__TASK GOAL__
Copy out all the entries word for word.

__EXERCISE MATERIAL__

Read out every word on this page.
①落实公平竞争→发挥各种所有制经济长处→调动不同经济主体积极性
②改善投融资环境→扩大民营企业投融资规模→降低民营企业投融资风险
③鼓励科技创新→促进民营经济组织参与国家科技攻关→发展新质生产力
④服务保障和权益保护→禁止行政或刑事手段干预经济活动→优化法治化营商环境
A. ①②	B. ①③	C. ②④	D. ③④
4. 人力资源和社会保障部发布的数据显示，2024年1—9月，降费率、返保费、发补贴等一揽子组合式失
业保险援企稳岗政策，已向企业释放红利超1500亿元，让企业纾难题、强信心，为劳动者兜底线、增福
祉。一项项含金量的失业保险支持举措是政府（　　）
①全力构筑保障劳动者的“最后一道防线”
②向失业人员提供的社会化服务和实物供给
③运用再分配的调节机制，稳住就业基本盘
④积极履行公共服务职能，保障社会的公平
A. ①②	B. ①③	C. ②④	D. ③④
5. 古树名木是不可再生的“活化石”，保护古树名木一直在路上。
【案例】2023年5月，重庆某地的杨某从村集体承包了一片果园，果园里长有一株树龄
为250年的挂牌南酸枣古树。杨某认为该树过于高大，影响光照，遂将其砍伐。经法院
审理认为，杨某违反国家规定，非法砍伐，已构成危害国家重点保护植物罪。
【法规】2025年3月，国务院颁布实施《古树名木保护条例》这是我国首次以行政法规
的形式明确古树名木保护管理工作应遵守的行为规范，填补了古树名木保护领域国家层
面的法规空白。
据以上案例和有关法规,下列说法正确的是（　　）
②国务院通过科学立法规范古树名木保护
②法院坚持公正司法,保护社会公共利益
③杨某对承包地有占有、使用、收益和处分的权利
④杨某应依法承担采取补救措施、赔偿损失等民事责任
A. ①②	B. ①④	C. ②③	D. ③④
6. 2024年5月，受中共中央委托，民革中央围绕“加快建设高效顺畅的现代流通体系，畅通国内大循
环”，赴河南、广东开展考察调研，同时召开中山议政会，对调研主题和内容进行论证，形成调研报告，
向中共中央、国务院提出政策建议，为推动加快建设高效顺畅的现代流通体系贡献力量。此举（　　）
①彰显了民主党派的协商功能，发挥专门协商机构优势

__COMPLETED EXERCISE__
Read out every word on this page.
①落实公平竞争→发挥各种所有制经济长处→调动不同经济主体积极性
②改善投融资环境→扩大民营企业投融资规模→降低民营企业投融资风险
③鼓励科技创新→促进民营经济组织参与国家科技攻关→发展新质生产力
④服务保障和权益保护→禁止行政或刑事手段干预经济活动→优化法治化营商环境
A. ①②	B. ①③	C. ②④	D. ③④
4. 人力资源和社会保障部发布的数据显示，2024年1—9月，降费率、返保费、发补贴等一揽子组合式失
业保险援企稳岗政策，已向企业释放红利超1500亿元，让企业纾难题、强信心，为劳动者兜底线、增福
祉。一项项含金量的失业保险支持举措是政府（　　）
①全力构筑保障劳动者的“最后一道防线”
②向失业人员提供的社会化服务和实物供给
③运用再分配的调节机制，稳住就业基本盘
④积极履行公共服务职能，保障社会的公平
A. ①②	B. ①③	C. ②④	D. ③④
5. 古树名木是不可再生的“活化石”，保护古树名木一直在路上。
【案例】2023年5月，重庆某地的杨某从村集体承包了一片果园，果园里长有一株树龄
为250年的挂牌南酸枣古树。杨某认为该树过于高大，影响光照，遂将其砍伐。经法院
审理认为，杨某违反国家规定，非法砍伐，已构成危害国家重点保护植物罪。
【法规】2025年3月，国务院颁布实施《古树名木保护条例》这是我国首次以行政法规
的形式明确古树名木保护管理工作应遵守的行为规范，填补了古树名木保护领域国家层
面的法规空白。
据以上案例和有关法规,下列说法正确的是（　　）
②国务院通过科学立法规范古树名木保护
②法院坚持公正司法,保护社会公共利益
③杨某对承包地有占有、使用、收益和处分的权利
④杨某应依法承担采取补救措施、赔偿损失等民事责任
A. ①②	B. ①④	C. ②③	D. ③④
6. 2024年5月，受中共中央委托，民革中央围绕“加快建设高效顺畅的现代流通体系，畅通国内大循
环”，赴河南、广东开展考察调研，同时召开中山议政会，对调研主题和内容进行论证，形成调研报告，
向中共中央、国务院提出政策建议，为推动加快建设高效顺畅的现代流通体系贡献力量。此举（　　）
①彰显了民主党派的协商功能，发挥专门协商机构优势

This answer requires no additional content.